▶ [EXERCISE INSTRUCTIONS]:
• a. Name every person whose own words the article below about Stag beer quotes directly.
• b. According to the article below about Stag beer, how many kegs did the Crow's Nest go through on the night of the funeral?
• c. Continue the article below about Stag beer, starting right after its final sentence.

▶ [EXTRACT TO READ]:
Metro-East Living

Last call for Stag on tap? Amid rumors, Belleville still pours its ‘local legend’

Belleville Historical Society President Larry Betz holds up an antique bottle of Stag Beer at the society’s museum on Monday, March 2, 2026, in Belleville.
Belleville Historical Society President Larry Betz holds up an antique bottle of Stag Beer at the society’s museum on Monday, March 2, 2026, in Belleville. Brian Munoz

Dakin Vencil and Kari Molloy celebrated their wedding with Stag beer.

“Instead of flower girls, we had beer boys,” Vencil said. “It’s like, dead quiet, and then you just hear ‘CRACK!’ while our officiant is talking. So Stag is pretty important.”

But recently, the couple found themselves drinking Stag at a funeral.

Vencil and Molloy were two of dozens of mourners who packed sardine-dense into the Crow’s Nest bar in Maplewood on a Friday night in February. The occasion: a funeral for kegs of Stag, the classic American lager with deep roots in St. Louis and the Metro East.

Crow’s Nest owner Eliza Coriell decided to throw the Stag funeral after the bar’s beverage distributor said the company would no longer be producing the kegs.

“He actually came and met with us in person to let us know that they had, in fact, already stopped kegging Stag,” said Coriell, who added that the beer has been the bar’s No. 1 seller for 15 years. “My first thought was utter denial. ‘This can’t really be true. We’ll just keep selling it. It’ll be fine.’”

After the news sank in, Coriell and her staff decided to send Stag kegs off with a bang — a true “Stag party,” with giveaways, custom T-shirts and pints and pints of the light golden beverage.

Kegs of Stag Beer sit a refrigerator at The Crow’s Nest on Friday, Feb. 27, 2026, in Maplewood. Rumors have swirled around the beer no longer being sold in kegs, instead option for bottle and can sales.
Kegs of Stag Beer sit a refrigerator at The Crow’s Nest on Friday, Feb. 27, 2026, in Maplewood. Rumors have swirled around the beer no longer being sold in kegs, instead option for bottle and can sales. Brian Munoz

The night of the funeral, the Crow’s Nest ran through five kegs of Stag — roughly 600 pints — she said. The bar has about seven kegs left. After that, Crow’s Nest customers will only be able to get the beer in cans and bottles.

“We’ve really always tried to have local and or regional beers on tap, and so this kind of opens the door for us not being able to do that anymore, which is a little sad,” Coriell said. “We’ll probably have to put something larger, maybe Busch.”

Mourners at the funeral spoke of Stag’s price point — cheaper than craft draft — and its local, cultural cachet. Several younger patrons mentioned Shakespeare’s Pizza near Mizzou, where students could buy a Stag and a pickle for pocket change shaken from a backpack.

Not one person interviewed mentioned the taste, but some online aficionados describe it as crispy, zesty and drier than its peers.

“If you’re young, it’s cheap. You drink Stag … it’s just purely a nostalgia thing for me,” said Jake Allscheid, who exclusively drinks Stag on tap “because it’s colder.”

“The recipe was designed here. It’s our local sh—-y beer. So we have to represent.”

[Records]

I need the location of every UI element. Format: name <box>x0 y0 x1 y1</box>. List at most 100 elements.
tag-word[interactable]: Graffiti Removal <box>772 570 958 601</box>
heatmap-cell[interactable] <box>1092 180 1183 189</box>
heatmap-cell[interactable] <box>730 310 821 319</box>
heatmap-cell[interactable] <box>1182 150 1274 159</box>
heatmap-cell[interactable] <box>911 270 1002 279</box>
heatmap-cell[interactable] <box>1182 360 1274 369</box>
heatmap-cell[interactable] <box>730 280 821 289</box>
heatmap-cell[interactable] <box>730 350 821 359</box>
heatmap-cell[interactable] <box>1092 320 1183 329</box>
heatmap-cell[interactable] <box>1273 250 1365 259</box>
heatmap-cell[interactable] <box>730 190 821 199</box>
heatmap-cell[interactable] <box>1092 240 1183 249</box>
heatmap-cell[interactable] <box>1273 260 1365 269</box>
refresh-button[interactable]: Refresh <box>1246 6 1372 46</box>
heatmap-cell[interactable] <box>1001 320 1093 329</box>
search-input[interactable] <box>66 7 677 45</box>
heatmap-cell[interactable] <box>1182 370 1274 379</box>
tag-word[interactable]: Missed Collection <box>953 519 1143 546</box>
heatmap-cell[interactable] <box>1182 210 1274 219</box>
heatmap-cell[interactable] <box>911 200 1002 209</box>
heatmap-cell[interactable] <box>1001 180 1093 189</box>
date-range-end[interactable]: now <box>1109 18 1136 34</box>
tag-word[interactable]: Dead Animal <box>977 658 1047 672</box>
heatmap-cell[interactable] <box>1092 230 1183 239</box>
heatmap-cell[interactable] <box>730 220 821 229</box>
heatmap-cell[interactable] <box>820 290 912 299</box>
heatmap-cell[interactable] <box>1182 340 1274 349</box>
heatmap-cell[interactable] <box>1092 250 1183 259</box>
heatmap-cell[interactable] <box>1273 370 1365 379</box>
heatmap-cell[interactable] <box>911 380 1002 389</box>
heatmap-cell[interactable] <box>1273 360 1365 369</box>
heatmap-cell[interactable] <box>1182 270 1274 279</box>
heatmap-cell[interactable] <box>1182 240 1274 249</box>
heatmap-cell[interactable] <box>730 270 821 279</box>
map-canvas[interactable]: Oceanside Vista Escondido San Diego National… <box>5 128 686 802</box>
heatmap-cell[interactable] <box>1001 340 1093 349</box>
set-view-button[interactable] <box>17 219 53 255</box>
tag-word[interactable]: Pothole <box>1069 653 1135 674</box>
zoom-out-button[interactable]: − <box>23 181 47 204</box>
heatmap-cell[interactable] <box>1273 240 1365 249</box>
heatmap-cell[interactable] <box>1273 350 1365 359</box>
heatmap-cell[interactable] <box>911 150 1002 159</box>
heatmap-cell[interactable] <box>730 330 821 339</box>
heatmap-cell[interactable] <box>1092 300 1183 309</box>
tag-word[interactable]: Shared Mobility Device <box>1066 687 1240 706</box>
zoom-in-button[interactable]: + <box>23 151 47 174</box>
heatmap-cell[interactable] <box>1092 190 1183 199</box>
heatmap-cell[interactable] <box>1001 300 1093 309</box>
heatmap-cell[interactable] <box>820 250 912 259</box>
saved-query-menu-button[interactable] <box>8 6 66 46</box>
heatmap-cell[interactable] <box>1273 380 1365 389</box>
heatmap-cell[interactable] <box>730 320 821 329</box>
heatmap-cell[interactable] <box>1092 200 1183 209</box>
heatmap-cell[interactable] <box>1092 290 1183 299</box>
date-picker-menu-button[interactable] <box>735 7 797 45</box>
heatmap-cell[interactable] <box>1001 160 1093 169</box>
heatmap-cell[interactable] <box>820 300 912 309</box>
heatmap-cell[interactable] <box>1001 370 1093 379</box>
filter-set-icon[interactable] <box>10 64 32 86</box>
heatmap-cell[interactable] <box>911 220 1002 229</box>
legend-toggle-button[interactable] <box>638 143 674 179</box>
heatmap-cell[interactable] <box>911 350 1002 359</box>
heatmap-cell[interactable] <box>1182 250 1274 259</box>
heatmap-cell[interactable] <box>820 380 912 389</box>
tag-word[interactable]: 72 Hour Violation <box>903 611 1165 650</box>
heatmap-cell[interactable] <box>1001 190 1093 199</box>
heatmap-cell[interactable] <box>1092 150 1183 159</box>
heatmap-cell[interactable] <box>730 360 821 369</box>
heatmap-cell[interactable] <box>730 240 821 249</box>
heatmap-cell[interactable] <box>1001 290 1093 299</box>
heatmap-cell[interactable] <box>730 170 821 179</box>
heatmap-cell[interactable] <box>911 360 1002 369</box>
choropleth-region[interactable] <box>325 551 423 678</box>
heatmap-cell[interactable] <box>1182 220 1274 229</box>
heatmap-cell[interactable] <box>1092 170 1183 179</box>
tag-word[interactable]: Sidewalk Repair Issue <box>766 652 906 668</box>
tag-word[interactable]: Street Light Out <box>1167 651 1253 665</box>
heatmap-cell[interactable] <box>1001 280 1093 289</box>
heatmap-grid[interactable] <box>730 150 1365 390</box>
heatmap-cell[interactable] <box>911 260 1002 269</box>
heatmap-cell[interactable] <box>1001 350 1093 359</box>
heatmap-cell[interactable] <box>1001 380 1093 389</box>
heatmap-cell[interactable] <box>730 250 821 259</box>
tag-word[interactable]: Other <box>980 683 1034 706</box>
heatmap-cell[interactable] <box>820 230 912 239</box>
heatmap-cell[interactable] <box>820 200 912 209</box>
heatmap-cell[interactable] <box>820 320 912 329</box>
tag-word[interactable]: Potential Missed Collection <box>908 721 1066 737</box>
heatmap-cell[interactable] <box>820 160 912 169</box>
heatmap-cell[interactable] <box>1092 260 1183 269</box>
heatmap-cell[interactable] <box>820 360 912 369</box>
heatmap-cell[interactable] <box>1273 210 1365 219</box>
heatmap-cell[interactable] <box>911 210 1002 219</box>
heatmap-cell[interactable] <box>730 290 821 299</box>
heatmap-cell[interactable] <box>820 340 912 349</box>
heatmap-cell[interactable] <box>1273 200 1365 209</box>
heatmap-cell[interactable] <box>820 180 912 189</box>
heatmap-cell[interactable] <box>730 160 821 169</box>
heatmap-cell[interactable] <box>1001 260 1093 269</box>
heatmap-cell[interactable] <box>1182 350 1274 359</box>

▶ [RESULTS BY TASK]:
• a. Dakin Vencil, Eliza Coriell, Jake Allscheid

• b. Five kegs, roughly 600 pints.

• c.
This aerial photo shows the former Stag Brewery on West E Street in 1989, the year after it closed for good. By that time, it was owned by G. Heileman Brewing Co., a subsidiary of Bond Corporation Holdings.
This aerial photo shows the former Stag Brewery on West E Street in 1989, the year after it closed for good. By that time, it was owned by G. Heileman Brewing Co., a subsidiary of Bond Corporation Holdings. Labor & Industry Museum

Belleville roots

For decades, Stag was brewed in Belleville.

The Western Brewing Co. created Stag in 1906 as a seasonal Christmas beer, said Bob Brunkow, a historian with the Belleville Historical Society. The name “Stag” came from a 10-year-old boy who entered a contest and won $25 in gold.

Although the brewery changed hands and names throughout the 20th century, Stag remained a consistent cultural touchpoint for Belleville.

“The brewery’s steam whistle to mark the shifts could be heard throughout the area, as far down as Freeburg, and maybe Shiloh, if the wind was right,” Brunkow said. “It kind of set the tone for the business cycle in the town. About 800 people or so [worked there] at its height.”

Brewery workers were offered two “beer breaks” a day, Brunkow said.

Today, about 70% of the Belleville Historical Society’s museum, housed in a 130-year-old saloon once owned by Western Brewing’s president, is dedicated to Stag history and paraphernalia.

This advertisement appeared in the Belleviller Zeitung, a German newspaper in Belleville. It announced the 1856 opening of Western Brewery by Philip Neu and Peter Gintz. The company later produced Stag.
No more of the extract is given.